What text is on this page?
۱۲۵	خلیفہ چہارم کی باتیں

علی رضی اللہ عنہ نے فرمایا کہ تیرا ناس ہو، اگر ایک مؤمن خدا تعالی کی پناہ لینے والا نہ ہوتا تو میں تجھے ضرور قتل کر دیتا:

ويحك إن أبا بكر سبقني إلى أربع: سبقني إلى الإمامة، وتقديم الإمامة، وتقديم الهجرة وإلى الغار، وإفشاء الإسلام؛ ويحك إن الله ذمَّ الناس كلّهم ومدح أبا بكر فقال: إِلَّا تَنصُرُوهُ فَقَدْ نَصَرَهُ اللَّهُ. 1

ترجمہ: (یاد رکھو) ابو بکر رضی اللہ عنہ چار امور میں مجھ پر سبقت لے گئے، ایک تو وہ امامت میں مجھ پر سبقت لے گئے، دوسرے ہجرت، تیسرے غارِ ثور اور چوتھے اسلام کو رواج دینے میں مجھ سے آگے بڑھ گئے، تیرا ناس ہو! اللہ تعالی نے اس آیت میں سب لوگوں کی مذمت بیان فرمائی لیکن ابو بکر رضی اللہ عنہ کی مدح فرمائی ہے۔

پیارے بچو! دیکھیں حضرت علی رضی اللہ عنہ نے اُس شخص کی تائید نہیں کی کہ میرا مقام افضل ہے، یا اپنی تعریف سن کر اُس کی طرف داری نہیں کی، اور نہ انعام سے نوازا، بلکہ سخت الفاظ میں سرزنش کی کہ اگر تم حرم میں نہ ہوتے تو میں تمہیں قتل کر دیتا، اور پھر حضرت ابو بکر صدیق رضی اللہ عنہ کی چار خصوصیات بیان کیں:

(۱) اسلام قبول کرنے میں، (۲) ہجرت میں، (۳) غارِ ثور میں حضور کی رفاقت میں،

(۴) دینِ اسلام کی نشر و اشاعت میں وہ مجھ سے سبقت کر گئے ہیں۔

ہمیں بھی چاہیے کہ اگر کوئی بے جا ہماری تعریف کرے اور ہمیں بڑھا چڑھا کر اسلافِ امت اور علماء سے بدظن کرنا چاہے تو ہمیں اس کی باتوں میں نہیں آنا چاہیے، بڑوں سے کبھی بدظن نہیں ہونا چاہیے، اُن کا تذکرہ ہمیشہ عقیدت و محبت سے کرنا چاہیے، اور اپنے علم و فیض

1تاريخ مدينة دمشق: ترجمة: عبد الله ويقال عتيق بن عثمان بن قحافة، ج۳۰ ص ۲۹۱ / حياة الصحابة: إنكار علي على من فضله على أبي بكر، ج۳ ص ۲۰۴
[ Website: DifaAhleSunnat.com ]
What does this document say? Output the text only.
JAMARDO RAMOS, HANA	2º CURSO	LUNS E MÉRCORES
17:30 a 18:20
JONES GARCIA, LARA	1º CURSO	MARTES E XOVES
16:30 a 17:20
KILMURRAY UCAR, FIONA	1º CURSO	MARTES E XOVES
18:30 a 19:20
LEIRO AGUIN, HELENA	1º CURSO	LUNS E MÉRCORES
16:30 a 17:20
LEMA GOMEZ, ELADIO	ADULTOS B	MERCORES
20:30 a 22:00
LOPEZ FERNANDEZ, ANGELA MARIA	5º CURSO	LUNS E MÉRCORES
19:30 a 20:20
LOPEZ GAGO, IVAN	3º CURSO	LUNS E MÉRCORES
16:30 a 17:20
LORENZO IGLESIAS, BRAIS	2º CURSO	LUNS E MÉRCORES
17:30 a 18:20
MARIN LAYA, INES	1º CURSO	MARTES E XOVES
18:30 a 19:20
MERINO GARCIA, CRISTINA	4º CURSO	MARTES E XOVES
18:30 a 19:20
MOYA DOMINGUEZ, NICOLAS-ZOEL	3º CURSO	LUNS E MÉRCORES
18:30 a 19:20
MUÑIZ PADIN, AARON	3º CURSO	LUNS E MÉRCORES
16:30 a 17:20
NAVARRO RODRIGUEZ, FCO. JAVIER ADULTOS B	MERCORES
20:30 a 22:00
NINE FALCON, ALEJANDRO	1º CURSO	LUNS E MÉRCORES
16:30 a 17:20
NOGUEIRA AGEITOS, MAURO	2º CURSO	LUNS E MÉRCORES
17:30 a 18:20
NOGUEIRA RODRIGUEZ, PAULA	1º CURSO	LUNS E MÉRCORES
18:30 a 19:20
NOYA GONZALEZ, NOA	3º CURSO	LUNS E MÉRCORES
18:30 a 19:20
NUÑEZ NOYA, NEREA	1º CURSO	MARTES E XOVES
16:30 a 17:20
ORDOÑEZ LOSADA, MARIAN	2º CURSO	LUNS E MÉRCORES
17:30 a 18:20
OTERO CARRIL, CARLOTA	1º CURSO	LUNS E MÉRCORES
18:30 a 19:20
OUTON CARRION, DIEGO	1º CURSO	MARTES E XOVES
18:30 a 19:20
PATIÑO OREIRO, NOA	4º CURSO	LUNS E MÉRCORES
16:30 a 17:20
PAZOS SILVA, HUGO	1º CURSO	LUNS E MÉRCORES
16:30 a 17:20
------------------------------------
• [BRIEF] Scan the listing above. Collect all lines with the word "GARCIA".

• [FULL OUTPUT]
JONES GARCIA, LARA	1º CURSO	MARTES E XOVES
MERINO GARCIA, CRISTINA	4º CURSO	MARTES E XOVES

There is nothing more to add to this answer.